Do this
Below is a set of entries. Reproduce exactly the lines from the one containing "Transcribe this image's" through the end, both included.

══ Entries provided ══

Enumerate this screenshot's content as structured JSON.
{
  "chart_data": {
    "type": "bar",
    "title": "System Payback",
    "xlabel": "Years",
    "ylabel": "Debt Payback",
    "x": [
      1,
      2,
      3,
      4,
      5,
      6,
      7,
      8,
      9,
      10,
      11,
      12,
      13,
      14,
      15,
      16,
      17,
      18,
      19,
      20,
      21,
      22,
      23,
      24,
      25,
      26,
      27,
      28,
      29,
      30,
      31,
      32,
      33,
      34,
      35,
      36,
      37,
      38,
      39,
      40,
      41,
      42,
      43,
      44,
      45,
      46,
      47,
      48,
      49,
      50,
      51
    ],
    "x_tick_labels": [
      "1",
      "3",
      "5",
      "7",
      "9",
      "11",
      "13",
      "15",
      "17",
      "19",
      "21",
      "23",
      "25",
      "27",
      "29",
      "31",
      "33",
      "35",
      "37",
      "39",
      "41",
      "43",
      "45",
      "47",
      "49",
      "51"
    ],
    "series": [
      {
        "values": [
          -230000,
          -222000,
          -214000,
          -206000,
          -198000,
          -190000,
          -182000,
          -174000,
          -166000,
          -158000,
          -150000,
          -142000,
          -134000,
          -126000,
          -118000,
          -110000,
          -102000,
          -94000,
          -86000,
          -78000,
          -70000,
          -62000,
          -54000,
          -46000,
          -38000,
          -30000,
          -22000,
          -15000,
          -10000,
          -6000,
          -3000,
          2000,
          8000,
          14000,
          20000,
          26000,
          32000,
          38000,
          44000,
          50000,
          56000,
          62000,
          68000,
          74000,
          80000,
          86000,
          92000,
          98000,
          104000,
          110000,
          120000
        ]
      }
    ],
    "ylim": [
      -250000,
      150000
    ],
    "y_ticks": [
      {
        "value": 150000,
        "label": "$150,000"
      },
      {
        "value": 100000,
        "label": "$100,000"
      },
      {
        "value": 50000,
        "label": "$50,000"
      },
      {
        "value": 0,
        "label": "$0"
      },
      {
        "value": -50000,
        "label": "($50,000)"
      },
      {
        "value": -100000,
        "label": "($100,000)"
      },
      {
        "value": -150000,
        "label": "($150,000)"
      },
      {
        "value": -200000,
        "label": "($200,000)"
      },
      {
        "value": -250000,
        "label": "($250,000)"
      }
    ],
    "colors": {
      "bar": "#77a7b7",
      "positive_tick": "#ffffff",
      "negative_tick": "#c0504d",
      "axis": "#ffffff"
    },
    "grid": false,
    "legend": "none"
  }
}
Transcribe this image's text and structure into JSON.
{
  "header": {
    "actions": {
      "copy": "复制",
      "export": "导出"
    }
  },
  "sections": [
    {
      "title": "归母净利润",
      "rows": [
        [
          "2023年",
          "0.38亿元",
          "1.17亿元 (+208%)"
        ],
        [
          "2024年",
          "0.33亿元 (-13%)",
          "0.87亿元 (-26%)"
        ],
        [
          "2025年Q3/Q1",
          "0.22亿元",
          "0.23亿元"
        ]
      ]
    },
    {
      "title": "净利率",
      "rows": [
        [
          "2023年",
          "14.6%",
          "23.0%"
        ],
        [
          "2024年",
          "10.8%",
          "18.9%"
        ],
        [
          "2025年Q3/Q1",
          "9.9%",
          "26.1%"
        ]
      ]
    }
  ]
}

═══

Answer for the task
Transcribe this image's text and structure into JSON.
{
  "header": {
    "actions": {
      "copy": "复制",
      "export": "导出"
    }
  },
  "sections": [
    {
      "title": "归母净利润",
      "rows": [
        [
          "2023年",
          "0.38亿元",
          "1.17亿元 (+208%)"
        ],
        [
          "2024年",
          "0.33亿元 (-13%)",
          "0.87亿元 (-26%)"
        ],
        [
          "2025年Q3/Q1",
          "0.22亿元",
          "0.23亿元"
        ]
      ]
    },
    {
      "title": "净利率",
      "rows": [
        [
          "2023年",
          "14.6%",
          "23.0%"
        ],
        [
          "2024年",
          "10.8%",
          "18.9%"
        ],
        [
          "2025年Q3/Q1",
          "9.9%",
          "26.1%"
        ]
      ]
    }
  ]
}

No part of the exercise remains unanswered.